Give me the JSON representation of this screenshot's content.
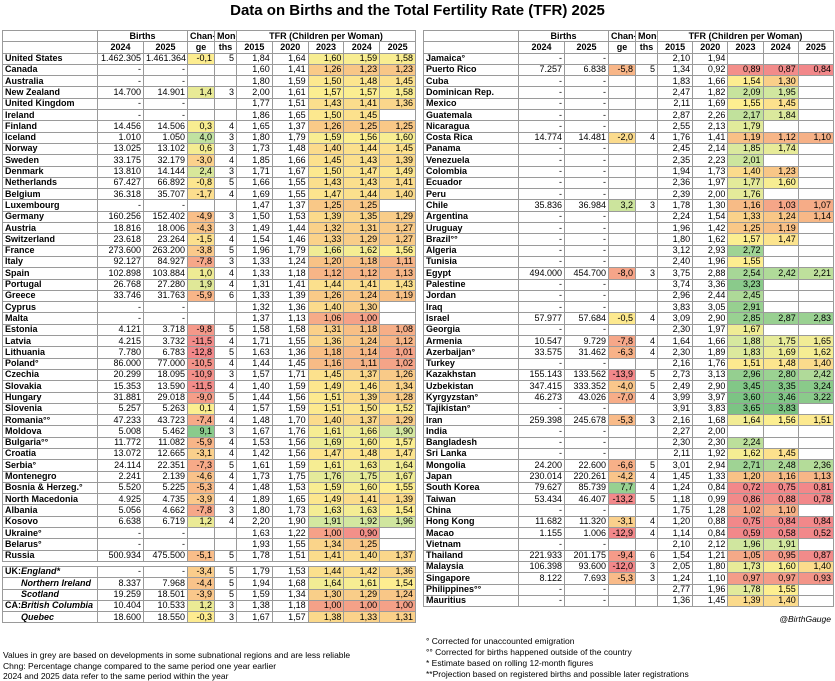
{
  "title": "Data on Births and the Total Fertility Rate (TFR) 2025",
  "header": {
    "row1": [
      null,
      "Births",
      "Chan-",
      "Mon-",
      "TFR (Children per Woman)"
    ],
    "row2": [
      null,
      "2024",
      "2025",
      "ge",
      "ths",
      "2015",
      "2020",
      "2023",
      "2024",
      "2025"
    ]
  },
  "left": {
    "rows": [
      [
        "United States",
        "1.462.305",
        "1.461.364",
        "-0,1",
        "5",
        "1,84",
        "1,64",
        "1,60",
        "1,59",
        "1,58"
      ],
      [
        "Canada",
        "-",
        "-",
        null,
        null,
        "1,60",
        "1,41",
        "1,26",
        "1,23",
        "1,23"
      ],
      [
        "Australia",
        "-",
        "-",
        null,
        null,
        "1,80",
        "1,59",
        "1,50",
        "1,48",
        "1,45"
      ],
      [
        "New Zealand",
        "14.700",
        "14.901",
        "1,4",
        "3",
        "2,00",
        "1,61",
        "1,57",
        "1,57",
        "1,58"
      ],
      [
        "United Kingdom",
        "-",
        "-",
        null,
        null,
        "1,77",
        "1,51",
        "1,43",
        "1,41",
        "1,36"
      ],
      [
        "Ireland",
        "-",
        "-",
        null,
        null,
        "1,86",
        "1,65",
        "1,50",
        "1,45",
        null
      ],
      [
        "Finland",
        "14.456",
        "14.506",
        "0,3",
        "4",
        "1,65",
        "1,37",
        "1,26",
        "1,25",
        "1,25"
      ],
      [
        "Iceland",
        "1.010",
        "1.050",
        "4,0",
        "3",
        "1,80",
        "1,79",
        "1,59",
        "1,56",
        "1,60"
      ],
      [
        "Norway",
        "13.025",
        "13.102",
        "0,6",
        "3",
        "1,73",
        "1,48",
        "1,40",
        "1,44",
        "1,45"
      ],
      [
        "Sweden",
        "33.175",
        "32.179",
        "-3,0",
        "4",
        "1,85",
        "1,66",
        "1,45",
        "1,43",
        "1,39"
      ],
      [
        "Denmark",
        "13.810",
        "14.144",
        "2,4",
        "3",
        "1,71",
        "1,67",
        "1,50",
        "1,47",
        "1,49"
      ],
      [
        "Netherlands",
        "67.427",
        "66.892",
        "-0,8",
        "5",
        "1,66",
        "1,55",
        "1,43",
        "1,43",
        "1,41"
      ],
      [
        "Belgium",
        "36.318",
        "35.707",
        "-1,7",
        "4",
        "1,69",
        "1,55",
        "1,47",
        "1,44",
        "1,40"
      ],
      [
        "Luxembourg",
        "-",
        "-",
        null,
        null,
        "1,47",
        "1,37",
        "1,25",
        "1,25",
        null
      ],
      [
        "Germany",
        "160.256",
        "152.402",
        "-4,9",
        "3",
        "1,50",
        "1,53",
        "1,39",
        "1,35",
        "1,29"
      ],
      [
        "Austria",
        "18.816",
        "18.006",
        "-4,3",
        "3",
        "1,49",
        "1,44",
        "1,32",
        "1,31",
        "1,27"
      ],
      [
        "Switzerland",
        "23.618",
        "23.264",
        "-1,5",
        "4",
        "1,54",
        "1,46",
        "1,33",
        "1,29",
        "1,27"
      ],
      [
        "France",
        "273.600",
        "263.200",
        "-3,8",
        "5",
        "1,96",
        "1,79",
        "1,66",
        "1,62",
        "1,56"
      ],
      [
        "Italy",
        "92.127",
        "84.927",
        "-7,8",
        "3",
        "1,33",
        "1,24",
        "1,20",
        "1,18",
        "1,11"
      ],
      [
        "Spain",
        "102.898",
        "103.884",
        "1,0",
        "4",
        "1,33",
        "1,18",
        "1,12",
        "1,12",
        "1,13"
      ],
      [
        "Portugal",
        "26.768",
        "27.280",
        "1,9",
        "4",
        "1,31",
        "1,41",
        "1,44",
        "1,41",
        "1,43"
      ],
      [
        "Greece",
        "33.746",
        "31.763",
        "-5,9",
        "6",
        "1,33",
        "1,39",
        "1,26",
        "1,24",
        "1,19"
      ],
      [
        "Cyprus",
        "-",
        "-",
        null,
        null,
        "1,32",
        "1,36",
        "1,40",
        "1,30",
        null
      ],
      [
        "Malta",
        "-",
        "-",
        null,
        null,
        "1,37",
        "1,13",
        "1,06",
        "1,00",
        null
      ],
      [
        "Estonia",
        "4.121",
        "3.718",
        "-9,8",
        "5",
        "1,58",
        "1,58",
        "1,31",
        "1,18",
        "1,08"
      ],
      [
        "Latvia",
        "4.215",
        "3.732",
        "-11,5",
        "4",
        "1,71",
        "1,55",
        "1,36",
        "1,24",
        "1,12"
      ],
      [
        "Lithuania",
        "7.780",
        "6.783",
        "-12,8",
        "5",
        "1,63",
        "1,36",
        "1,18",
        "1,14",
        "1,01"
      ],
      [
        "Poland°",
        "86.000",
        "77.000",
        "-10,5",
        "4",
        "1,44",
        "1,45",
        "1,16",
        "1,11",
        "1,02"
      ],
      [
        "Czechia",
        "20.299",
        "18.095",
        "-10,9",
        "3",
        "1,57",
        "1,71",
        "1,45",
        "1,37",
        "1,26"
      ],
      [
        "Slovakia",
        "15.353",
        "13.590",
        "-11,5",
        "4",
        "1,40",
        "1,59",
        "1,49",
        "1,46",
        "1,34"
      ],
      [
        "Hungary",
        "31.881",
        "29.018",
        "-9,0",
        "5",
        "1,44",
        "1,56",
        "1,51",
        "1,39",
        "1,28"
      ],
      [
        "Slovenia",
        "5.257",
        "5.263",
        "0,1",
        "4",
        "1,57",
        "1,59",
        "1,51",
        "1,50",
        "1,52"
      ],
      [
        "Romania°°",
        "47.233",
        "43.723",
        "-7,4",
        "4",
        "1,48",
        "1,70",
        "1,40",
        "1,37",
        "1,29"
      ],
      [
        "Moldova",
        "5.008",
        "5.462",
        "9,1",
        "3",
        "1,67",
        "1,76",
        "1,61",
        "1,66",
        "1,90"
      ],
      [
        "Bulgaria°°",
        "11.772",
        "11.082",
        "-5,9",
        "4",
        "1,53",
        "1,56",
        "1,69",
        "1,60",
        "1,57"
      ],
      [
        "Croatia",
        "13.072",
        "12.665",
        "-3,1",
        "4",
        "1,42",
        "1,56",
        "1,47",
        "1,48",
        "1,47"
      ],
      [
        "Serbia°",
        "24.114",
        "22.351",
        "-7,3",
        "5",
        "1,61",
        "1,59",
        "1,61",
        "1,63",
        "1,64"
      ],
      [
        "Montenegro",
        "2.241",
        "2.139",
        "-4,6",
        "4",
        "1,73",
        "1,75",
        "1,76",
        "1,75",
        "1,67"
      ],
      [
        "Bosnia & Herzeg.°",
        "5.520",
        "5.225",
        "-5,3",
        "4",
        "1,48",
        "1,53",
        "1,59",
        "1,60",
        "1,55"
      ],
      [
        "North Macedonia",
        "4.925",
        "4.735",
        "-3,9",
        "4",
        "1,89",
        "1,65",
        "1,49",
        "1,41",
        "1,39"
      ],
      [
        "Albania",
        "5.056",
        "4.662",
        "-7,8",
        "3",
        "1,80",
        "1,73",
        "1,63",
        "1,63",
        "1,54"
      ],
      [
        "Kosovo",
        "6.638",
        "6.719",
        "1,2",
        "4",
        "2,20",
        "1,90",
        "1,91",
        "1,92",
        "1,96"
      ],
      [
        "Ukraine°",
        "-",
        "-",
        null,
        null,
        "1,63",
        "1,22",
        "1,00",
        "0,90",
        null
      ],
      [
        "Belarus°",
        "-",
        "-",
        null,
        null,
        "1,93",
        "1,55",
        "1,34",
        "1,25",
        null
      ],
      [
        "Russia",
        "500.934",
        "475.500",
        "-5,1",
        "5",
        "1,78",
        "1,51",
        "1,41",
        "1,40",
        "1,37"
      ]
    ],
    "regions": [
      {
        "group": "UK:",
        "rows": [
          [
            "England*",
            "-",
            "-",
            "-3,4",
            "5",
            "1,79",
            "1,53",
            "1,44",
            "1,42",
            "1,36"
          ],
          [
            "Northern Ireland",
            "8.337",
            "7.968",
            "-4,4",
            "5",
            "1,94",
            "1,68",
            "1,64",
            "1,61",
            "1,54"
          ],
          [
            "Scotland",
            "19.259",
            "18.501",
            "-3,9",
            "5",
            "1,59",
            "1,34",
            "1,30",
            "1,29",
            "1,24"
          ]
        ]
      },
      {
        "group": "CA:",
        "rows": [
          [
            "British Columbia",
            "10.404",
            "10.533",
            "1,2",
            "3",
            "1,38",
            "1,18",
            "1,00",
            "1,00",
            "1,00"
          ],
          [
            "Quebec",
            "18.600",
            "18.550",
            "-0,3",
            "3",
            "1,67",
            "1,57",
            "1,38",
            "1,33",
            "1,31"
          ]
        ]
      }
    ],
    "notes": [
      "Values in grey are based on developments in some subnational regions and are less reliable",
      "Chng: Percentage change compared to the same period one year earlier",
      "2024 and 2025 data refer to the same period within the year"
    ]
  },
  "right": {
    "rows": [
      [
        "Jamaica°",
        "-",
        "-",
        null,
        null,
        "2,10",
        "1,94",
        null,
        null,
        null
      ],
      [
        "Puerto Rico",
        "7.257",
        "6.838",
        "-5,8",
        "5",
        "1,34",
        "0,92",
        "0,89",
        "0,87",
        "0,84"
      ],
      [
        "Cuba",
        "-",
        "-",
        null,
        null,
        "1,83",
        "1,66",
        "1,54",
        "1,30",
        null
      ],
      [
        "Dominican Rep.",
        "-",
        "-",
        null,
        null,
        "2,47",
        "1,82",
        "2,09",
        "1,95",
        null
      ],
      [
        "Mexico",
        "-",
        "-",
        null,
        null,
        "2,11",
        "1,69",
        "1,55",
        "1,45",
        null
      ],
      [
        "Guatemala",
        "-",
        "-",
        null,
        null,
        "2,87",
        "2,26",
        "2,17",
        "1,84",
        null
      ],
      [
        "Nicaragua",
        "-",
        "-",
        null,
        null,
        "2,55",
        "2,13",
        "1,79",
        null,
        null
      ],
      [
        "Costa Rica",
        "14.774",
        "14.481",
        "-2,0",
        "4",
        "1,76",
        "1,41",
        "1,19",
        "1,12",
        "1,10"
      ],
      [
        "Panama",
        "-",
        "-",
        null,
        null,
        "2,45",
        "2,14",
        "1,85",
        "1,74",
        null
      ],
      [
        "Venezuela",
        "-",
        "-",
        null,
        null,
        "2,35",
        "2,23",
        "2,01",
        null,
        null
      ],
      [
        "Colombia",
        "-",
        "-",
        null,
        null,
        "1,94",
        "1,73",
        "1,40",
        "1,23",
        null
      ],
      [
        "Ecuador",
        "-",
        "-",
        null,
        null,
        "2,36",
        "1,97",
        "1,77",
        "1,60",
        null
      ],
      [
        "Peru",
        "-",
        "-",
        null,
        null,
        "2,39",
        "2,00",
        "1,76",
        null,
        null
      ],
      [
        "Chile",
        "35.836",
        "36.984",
        "3,2",
        "3",
        "1,78",
        "1,30",
        "1,16",
        "1,03",
        "1,07"
      ],
      [
        "Argentina",
        "-",
        "-",
        null,
        null,
        "2,24",
        "1,54",
        "1,33",
        "1,24",
        "1,14"
      ],
      [
        "Uruguay",
        "-",
        "-",
        null,
        null,
        "1,96",
        "1,42",
        "1,25",
        "1,19",
        null
      ],
      [
        "Brazil°°",
        "-",
        "-",
        null,
        null,
        "1,80",
        "1,62",
        "1,57",
        "1,47",
        null
      ],
      [
        "Algeria",
        "-",
        "-",
        null,
        null,
        "3,12",
        "2,93",
        "2,72",
        null,
        null
      ],
      [
        "Tunisia",
        "-",
        "-",
        null,
        null,
        "2,40",
        "1,96",
        "1,55",
        null,
        null
      ],
      [
        "Egypt",
        "494.000",
        "454.700",
        "-8,0",
        "3",
        "3,75",
        "2,88",
        "2,54",
        "2,42",
        "2,21"
      ],
      [
        "Palestine",
        "-",
        "-",
        null,
        null,
        "3,74",
        "3,36",
        "3,23",
        null,
        null
      ],
      [
        "Jordan",
        "-",
        "-",
        null,
        null,
        "2,96",
        "2,44",
        "2,45",
        null,
        null
      ],
      [
        "Iraq",
        "-",
        "-",
        null,
        null,
        "3,83",
        "3,05",
        "2,91",
        null,
        null
      ],
      [
        "Israel",
        "57.977",
        "57.684",
        "-0,5",
        "4",
        "3,09",
        "2,90",
        "2,85",
        "2,87",
        "2,83"
      ],
      [
        "Georgia",
        "-",
        "-",
        null,
        null,
        "2,30",
        "1,97",
        "1,67",
        null,
        null
      ],
      [
        "Armenia",
        "10.547",
        "9.729",
        "-7,8",
        "4",
        "1,64",
        "1,66",
        "1,88",
        "1,75",
        "1,65"
      ],
      [
        "Azerbaijan°",
        "33.575",
        "31.462",
        "-6,3",
        "4",
        "2,30",
        "1,89",
        "1,83",
        "1,69",
        "1,62"
      ],
      [
        "Turkey",
        "-",
        "-",
        null,
        null,
        "2,16",
        "1,76",
        "1,51",
        "1,48",
        "1,40"
      ],
      [
        "Kazakhstan",
        "155.143",
        "133.562",
        "-13,9",
        "5",
        "2,73",
        "3,13",
        "2,96",
        "2,80",
        "2,42"
      ],
      [
        "Uzbekistan",
        "347.415",
        "333.352",
        "-4,0",
        "5",
        "2,49",
        "2,90",
        "3,45",
        "3,35",
        "3,24"
      ],
      [
        "Kyrgyzstan°",
        "46.273",
        "43.026",
        "-7,0",
        "4",
        "3,99",
        "3,97",
        "3,60",
        "3,46",
        "3,22"
      ],
      [
        "Tajikistan°",
        "-",
        "-",
        null,
        null,
        "3,91",
        "3,83",
        "3,65",
        "3,83",
        null
      ],
      [
        "Iran",
        "259.398",
        "245.678",
        "-5,3",
        "3",
        "2,16",
        "1,68",
        "1,64",
        "1,56",
        "1,51"
      ],
      [
        "India",
        "-",
        "-",
        null,
        null,
        "2,27",
        "2,00",
        null,
        null,
        null
      ],
      [
        "Bangladesh",
        "-",
        "-",
        null,
        null,
        "2,30",
        "2,30",
        "2,24",
        null,
        null
      ],
      [
        "Sri Lanka",
        "-",
        "-",
        null,
        null,
        "2,11",
        "1,92",
        "1,62",
        "1,45",
        null
      ],
      [
        "Mongolia",
        "24.200",
        "22.600",
        "-6,6",
        "5",
        "3,01",
        "2,94",
        "2,71",
        "2,48",
        "2,36"
      ],
      [
        "Japan",
        "230.014",
        "220.261",
        "-4,2",
        "4",
        "1,45",
        "1,33",
        "1,20",
        "1,16",
        "1,13"
      ],
      [
        "South Korea",
        "79.627",
        "85.739",
        "7,7",
        "4",
        "1,24",
        "0,84",
        "0,72",
        "0,75",
        "0,81"
      ],
      [
        "Taiwan",
        "53.434",
        "46.407",
        "-13,2",
        "5",
        "1,18",
        "0,99",
        "0,86",
        "0,88",
        "0,78"
      ],
      [
        "China",
        "-",
        "-",
        null,
        null,
        "1,75",
        "1,28",
        "1,02",
        "1,10",
        null
      ],
      [
        "Hong Kong",
        "11.682",
        "11.320",
        "-3,1",
        "4",
        "1,20",
        "0,88",
        "0,75",
        "0,84",
        "0,84"
      ],
      [
        "Macao",
        "1.155",
        "1.006",
        "-12,9",
        "4",
        "1,14",
        "0,84",
        "0,59",
        "0,58",
        "0,52"
      ],
      [
        "Vietnam",
        "-",
        "-",
        null,
        null,
        "2,10",
        "2,12",
        "1,96",
        "1,91",
        null
      ],
      [
        "Thailand",
        "221.933",
        "201.175",
        "-9,4",
        "6",
        "1,54",
        "1,21",
        "1,05",
        "0,95",
        "0,87"
      ],
      [
        "Malaysia",
        "106.398",
        "93.600",
        "-12,0",
        "3",
        "2,05",
        "1,80",
        "1,73",
        "1,60",
        "1,40"
      ],
      [
        "Singapore",
        "8.122",
        "7.693",
        "-5,3",
        "3",
        "1,24",
        "1,10",
        "0,97",
        "0,97",
        "0,93"
      ],
      [
        "Philippines°°",
        "-",
        "-",
        null,
        null,
        "2,77",
        "1,96",
        "1,78",
        "1,55",
        null
      ],
      [
        "Mauritius",
        "-",
        "-",
        null,
        null,
        "1,36",
        "1,45",
        "1,39",
        "1,40",
        null
      ]
    ],
    "credit": "@BirthGauge",
    "notes": [
      "° Corrected for unaccounted emigration",
      "°° Corrected for births happened outside of the country",
      "* Estimate based on rolling 12-month figures",
      "**Projection based on registered births and possible later registrations"
    ]
  }
}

..........

● **What you are asked to do**
Go through the records and show every line with the string "regions" in it.

● **Exercise answer**
    "regions": [
      "Values in grey are based on developments in some subnational regions and are less reliable",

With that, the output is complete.